Short exercise: Pictures stay out of the copy; restate everything else in the material exactly.

━━━━━━━━━━━━━━━━━━━━

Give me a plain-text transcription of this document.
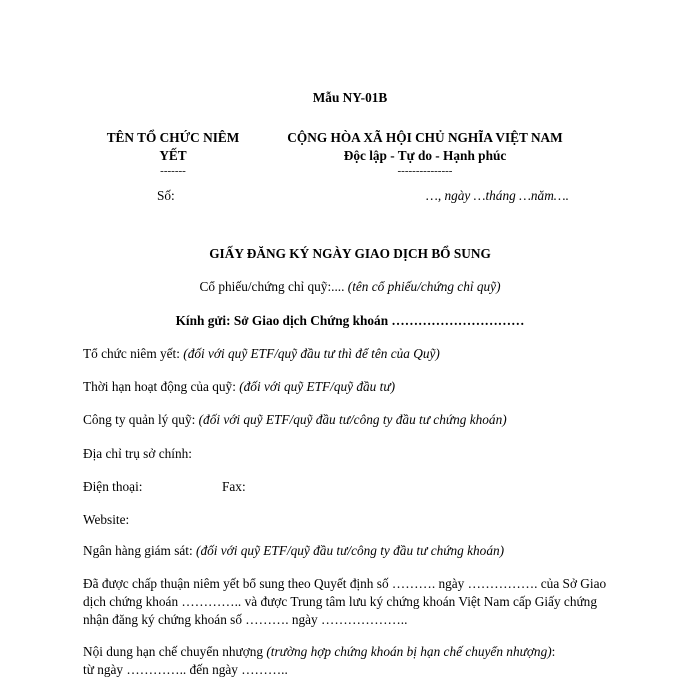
Mẫu NY-01B
TÊN TỔ CHỨC NIÊM
YẾT
-------
Số:
CỘNG HÒA XÃ HỘI CHỦ NGHĨA VIỆT NAM
Độc lập - Tự do - Hạnh phúc
---------------
…, ngày …tháng …năm….
GIẤY ĐĂNG KÝ NGÀY GIAO DỊCH BỔ SUNG
Cổ phiếu/chứng chỉ quỹ:.... (tên cổ phiếu/chứng chỉ quỹ)
Kính gửi: Sở Giao dịch Chứng khoán …………………………
Tổ chức niêm yết: (đối với quỹ ETF/quỹ đầu tư thì để tên của Quỹ)
Thời hạn hoạt động của quỹ: (đối với quỹ ETF/quỹ đầu tư)
Công ty quản lý quỹ: (đối với quỹ ETF/quỹ đầu tư/công ty đầu tư chứng khoán)
Địa chỉ trụ sở chính:
Điện thoại:	Fax:
Website:
Ngân hàng giám sát: (đối với quỹ ETF/quỹ đầu tư/công ty đầu tư chứng khoán)
Đã được chấp thuận niêm yết bổ sung theo Quyết định số ………. ngày ……………. của Sở Giao dịch chứng khoán ………….. và được Trung tâm lưu ký chứng khoán Việt Nam cấp Giấy chứng nhận đăng ký chứng khoán số ………. ngày ………………..
Nội dung hạn chế chuyển nhượng (trường hợp chứng khoán bị hạn chế chuyển nhượng):
từ ngày ………….. đến ngày ………..
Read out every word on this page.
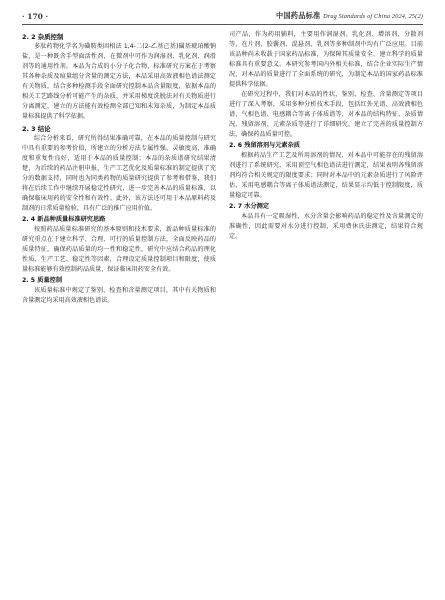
· 170 ·	中国药品标准 Drug Standards of China 2024, 25(2)
2. 2 杂质控制

多肽药物化学名为磺胺类固相法 1,4-二(2-乙基己基)磺基琥珀酸钠盐，是一种既含手型面活性剂，在微剂中可作为润湿剂、乳化剂、润滑剂等的通用性剂。本品为合成的小分子化合物，标准研究方案在于考察其各种杂质及痕量组分含量的测定方法，本品采用高效液相色谱法测定有关物质，结合多种检测手段全面研究控制本品含量限度，依据本品的相关工艺路线分析可能产生的杂质，并采用梯度洗脱法对有关物质进行分离测定，建立的方法能有效检测全部已知和未知杂质，为制定本品质量标准提供了科学依据。

2. 3 结论

综合分析来看，研究所得结果准确可靠，在本品的质量控制与研究中具有重要的参考价值，所建立的分析方法专属性强、灵敏度高、准确度和重复性良好，适用于本品的质量控制；本品的杂质谱研究结果清楚，为后续的药品注册申报、生产工艺优化及质量标准的制定提供了充分的数据支持，同时也为同类药物的质量研究提供了参考和借鉴，我们将在后续工作中继续开展稳定性研究，进一步完善本品的质量标准，以确保临床用药的安全性和有效性。此外，该方法还可用于本品原料药及制剂的日常质量检验，具有广泛的推广应用价值。

2. 4 新品种质量标准研究思路

按照药品质量标准研究的基本原则和技术要求，新品种质量标准的研究重点在于建立科学、合理、可行的质量控制方法，全面反映药品的质量特征，确保药品质量的均一性和稳定性，研究中应结合药品的理化性质、生产工艺、稳定性等因素，合理设定质量控制项目和限度，使质量标准能够有效控制药品质量，保证临床用药安全有效。

2. 5 质量控制

该质量标准中规定了鉴别、检查和含量测定项目，其中有关物质和含量测定均采用高效液相色谱法。

司产品，作为药用辅料，主要用作润湿剂、乳化剂、增溶剂、分散剂等，在片剂、胶囊剂、混悬剂、乳剂等多种制剂中均有广泛应用。目前该品种尚未收载于国家药品标准，为保障其质量安全，建立科学的质量标准具有重要意义。本研究参考国内外相关标准，结合企业实际生产情况，对本品的质量进行了全面系统的研究，为制定本品的国家药品标准提供科学依据。

在研究过程中，我们对本品的性状、鉴别、检查、含量测定等项目进行了深入考察，采用多种分析技术手段，包括红外光谱、高效液相色谱、气相色谱、电感耦合等离子体质谱等，对本品的结构特征、杂质情况、残留溶剂、元素杂质等进行了详细研究，建立了完善的质量控制方法，确保药品质量可控。

2. 6 残留溶剂与元素杂质

根据药品生产工艺及所用溶剂的情况，对本品中可能存在的残留溶剂进行了系统研究，采用顶空气相色谱法进行测定，结果表明各残留溶剂均符合相关规定的限度要求；同时对本品中的元素杂质进行了风险评估，采用电感耦合等离子体质谱法测定，结果显示均低于控制限度，质量稳定可靠。

2. 7 水分测定

本品具有一定吸湿性，水分含量会影响药品的稳定性及含量测定的准确性，因此需要对水分进行控制，采用费休氏法测定，结果符合规定。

━━━━━━━━━━━━━━━━━━━━

Task solution:
Give me a plain-text transcription of this document.
Mẫu NY-01B
TÊN TỔ CHỨC NIÊM
YẾT
-------
Số:
CỘNG HÒA XÃ HỘI CHỦ NGHĨA VIỆT NAM
Độc lập - Tự do - Hạnh phúc
---------------
…, ngày …tháng …năm….
GIẤY ĐĂNG KÝ NGÀY GIAO DỊCH BỔ SUNG
Cổ phiếu/chứng chỉ quỹ:.... (tên cổ phiếu/chứng chỉ quỹ)
Kính gửi: Sở Giao dịch Chứng khoán …………………………
Tổ chức niêm yết: (đối với quỹ ETF/quỹ đầu tư thì để tên của Quỹ)
Thời hạn hoạt động của quỹ: (đối với quỹ ETF/quỹ đầu tư)
Công ty quản lý quỹ: (đối với quỹ ETF/quỹ đầu tư/công ty đầu tư chứng khoán)
Địa chỉ trụ sở chính:
Điện thoại:	Fax:
Website:
Ngân hàng giám sát: (đối với quỹ ETF/quỹ đầu tư/công ty đầu tư chứng khoán)
Đã được chấp thuận niêm yết bổ sung theo Quyết định số ………. ngày ……………. của Sở Giao dịch chứng khoán ………….. và được Trung tâm lưu ký chứng khoán Việt Nam cấp Giấy chứng nhận đăng ký chứng khoán số ………. ngày ………………..
Nội dung hạn chế chuyển nhượng (trường hợp chứng khoán bị hạn chế chuyển nhượng):
từ ngày ………….. đến ngày ………..
Read out every word on this page.
· 170 ·	中国药品标准 Drug Standards of China 2024, 25(2)
2. 2 杂质控制

多肽药物化学名为磺胺类固相法 1,4-二(2-乙基己基)磺基琥珀酸钠盐，是一种既含手型面活性剂，在微剂中可作为润湿剂、乳化剂、润滑剂等的通用性剂。本品为合成的小分子化合物，标准研究方案在于考察其各种杂质及痕量组分含量的测定方法，本品采用高效液相色谱法测定有关物质，结合多种检测手段全面研究控制本品含量限度，依据本品的相关工艺路线分析可能产生的杂质，并采用梯度洗脱法对有关物质进行分离测定，建立的方法能有效检测全部已知和未知杂质，为制定本品质量标准提供了科学依据。

2. 3 结论

综合分析来看，研究所得结果准确可靠，在本品的质量控制与研究中具有重要的参考价值，所建立的分析方法专属性强、灵敏度高、准确度和重复性良好，适用于本品的质量控制；本品的杂质谱研究结果清楚，为后续的药品注册申报、生产工艺优化及质量标准的制定提供了充分的数据支持，同时也为同类药物的质量研究提供了参考和借鉴，我们将在后续工作中继续开展稳定性研究，进一步完善本品的质量标准，以确保临床用药的安全性和有效性。此外，该方法还可用于本品原料药及制剂的日常质量检验，具有广泛的推广应用价值。

2. 4 新品种质量标准研究思路

按照药品质量标准研究的基本原则和技术要求，新品种质量标准的研究重点在于建立科学、合理、可行的质量控制方法，全面反映药品的质量特征，确保药品质量的均一性和稳定性，研究中应结合药品的理化性质、生产工艺、稳定性等因素，合理设定质量控制项目和限度，使质量标准能够有效控制药品质量，保证临床用药安全有效。

2. 5 质量控制

该质量标准中规定了鉴别、检查和含量测定项目，其中有关物质和含量测定均采用高效液相色谱法。

司产品，作为药用辅料，主要用作润湿剂、乳化剂、增溶剂、分散剂等，在片剂、胶囊剂、混悬剂、乳剂等多种制剂中均有广泛应用。目前该品种尚未收载于国家药品标准，为保障其质量安全，建立科学的质量标准具有重要意义。本研究参考国内外相关标准，结合企业实际生产情况，对本品的质量进行了全面系统的研究，为制定本品的国家药品标准提供科学依据。

在研究过程中，我们对本品的性状、鉴别、检查、含量测定等项目进行了深入考察，采用多种分析技术手段，包括红外光谱、高效液相色谱、气相色谱、电感耦合等离子体质谱等，对本品的结构特征、杂质情况、残留溶剂、元素杂质等进行了详细研究，建立了完善的质量控制方法，确保药品质量可控。

2. 6 残留溶剂与元素杂质

根据药品生产工艺及所用溶剂的情况，对本品中可能存在的残留溶剂进行了系统研究，采用顶空气相色谱法进行测定，结果表明各残留溶剂均符合相关规定的限度要求；同时对本品中的元素杂质进行了风险评估，采用电感耦合等离子体质谱法测定，结果显示均低于控制限度，质量稳定可靠。

2. 7 水分测定

本品具有一定吸湿性，水分含量会影响药品的稳定性及含量测定的准确性，因此需要对水分进行控制，采用费休氏法测定，结果符合规定。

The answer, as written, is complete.